# [What to do]
Transcribe the entries below exactly; leave every image out.

# [Task material]
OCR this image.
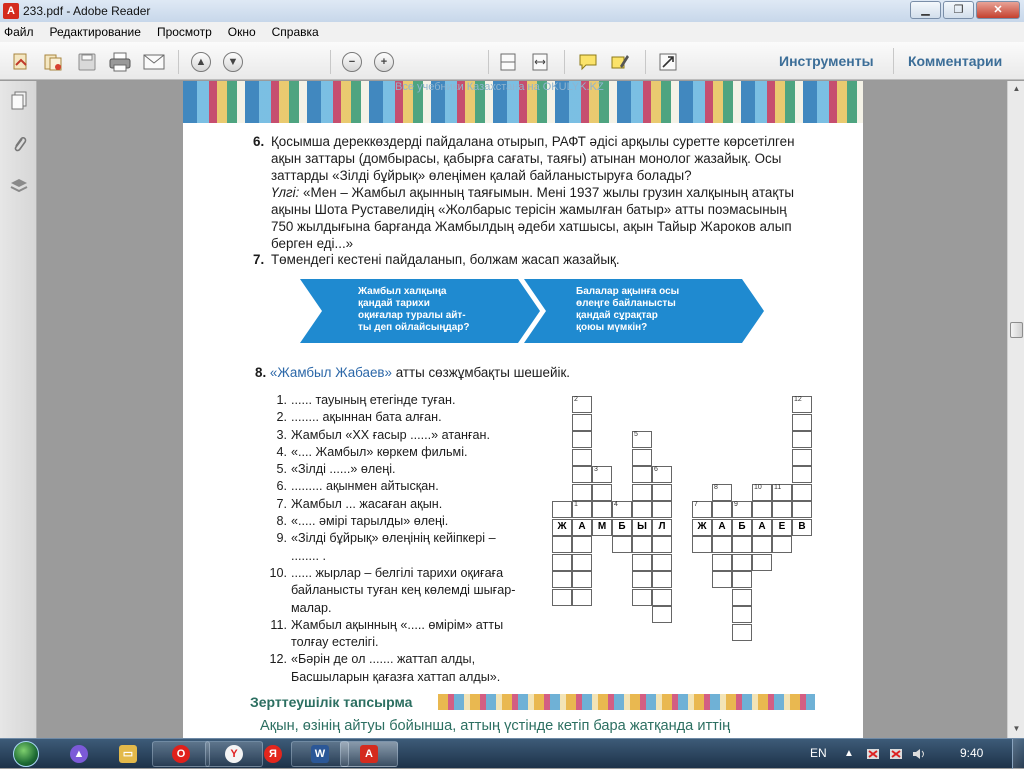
A 233.pdf - Adobe Reader	▁	❐	✕
Файл Редактирование Просмотр Окно Справка
▲	▼	−	+	Инструменты Комментарии
Все учебники Казахстана на OKULYK.KZ
6. Қосымша дереккөздерді пайдалана отырып, РАФТ әдісі арқылы суретте көрсетілген
ақын заттары (домбырасы, қабырға сағаты, таяғы) атынан монолог жазайық. Осы
заттарды «Зілді бұйрық» өлеңімен қалай байланыстыруға болады?
Үлгі: «Мен – Жамбыл ақынның таяғымын. Мені 1937 жылы грузин халқының атақты
ақыны Шота Руставелидің «Жолбарыс терісін жамылған батыр» атты поэмасының
750 жылдығына барғанда Жамбылдың әдеби хатшысы, ақын Тайыр Жароков алып
берген еді...»
7. Төмендегі кестені пайдаланып, болжам жасап жазайық.
Жамбыл халқыңа
қандай тарихи
оқиғалар туралы айт-
ты деп ойлайсыңдар?
Балалар ақынға осы
өлеңге байланысты
қандай сұрақтар
қоюы мүмкін?
8. «Жамбыл Жабаев» атты сөзжұмбақты шешейік.
1. ...... тауының етегінде туған.
2. ........ ақыннан бата алған.
3. Жамбыл «ХХ ғасыр ......» атанған.
4. «.... Жамбыл» көркем фильмі.
5. «Зілді ......» өлеңі.
6. ......... ақынмен айтысқан.
7. Жамбыл ... жасаған ақын.
8. «..... әмірі тарылды» өлеңі.
9. «Зілді бұйрық» өлеңінің кейіпкері –
........ .
10. ...... жырлар – белгілі тарихи оқиғаға
байланысты туған кең көлемді шығар-
малар.
11. Жамбыл ақынның «..... өмірім» атты
толғау естелігі.
12. «Бәрін де ол ....... жаттап алды,
Басшыларын қағазға хаттап алды».
2
1
А
5
Ы
3
М
6
Л
12
В
8
А
9
Б
10
А
11
Е
Ж
4
Б
7
Ж
Зерттеушілік тапсырма
Ақын, өзінің айтуы бойынша, аттың үстінде кетіп бара жатқанда иттің
▲
▼
▲	▭	O	Y	Я	W	A	EN ▲	9:40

# [Result of this task]
OCR this image.
A 233.pdf - Adobe Reader	▁	❐	✕
Файл Редактирование Просмотр Окно Справка
▲	▼	−	+	Инструменты Комментарии
Все учебники Казахстана на OKULYK.KZ
6. Қосымша дереккөздерді пайдалана отырып, РАФТ әдісі арқылы суретте көрсетілген
ақын заттары (домбырасы, қабырға сағаты, таяғы) атынан монолог жазайық. Осы
заттарды «Зілді бұйрық» өлеңімен қалай байланыстыруға болады?
Үлгі: «Мен – Жамбыл ақынның таяғымын. Мені 1937 жылы грузин халқының атақты
ақыны Шота Руставелидің «Жолбарыс терісін жамылған батыр» атты поэмасының
750 жылдығына барғанда Жамбылдың әдеби хатшысы, ақын Тайыр Жароков алып
берген еді...»
7. Төмендегі кестені пайдаланып, болжам жасап жазайық.
Жамбыл халқыңа
қандай тарихи
оқиғалар туралы айт-
ты деп ойлайсыңдар?
Балалар ақынға осы
өлеңге байланысты
қандай сұрақтар
қоюы мүмкін?
8. «Жамбыл Жабаев» атты сөзжұмбақты шешейік.
1. ...... тауының етегінде туған.
2. ........ ақыннан бата алған.
3. Жамбыл «ХХ ғасыр ......» атанған.
4. «.... Жамбыл» көркем фильмі.
5. «Зілді ......» өлеңі.
6. ......... ақынмен айтысқан.
7. Жамбыл ... жасаған ақын.
8. «..... әмірі тарылды» өлеңі.
9. «Зілді бұйрық» өлеңінің кейіпкері –
........ .
10. ...... жырлар – белгілі тарихи оқиғаға
байланысты туған кең көлемді шығар-
малар.
11. Жамбыл ақынның «..... өмірім» атты
толғау естелігі.
12. «Бәрін де ол ....... жаттап алды,
Басшыларын қағазға хаттап алды».
2
1
А
5
Ы
3
М
6
Л
12
В
8
А
9
Б
10
А
11
Е
Ж
4
Б
7
Ж
Зерттеушілік тапсырма
Ақын, өзінің айтуы бойынша, аттың үстінде кетіп бара жатқанда иттің
▲
▼
▲	▭	O	Y	Я	W	A	EN ▲	9:40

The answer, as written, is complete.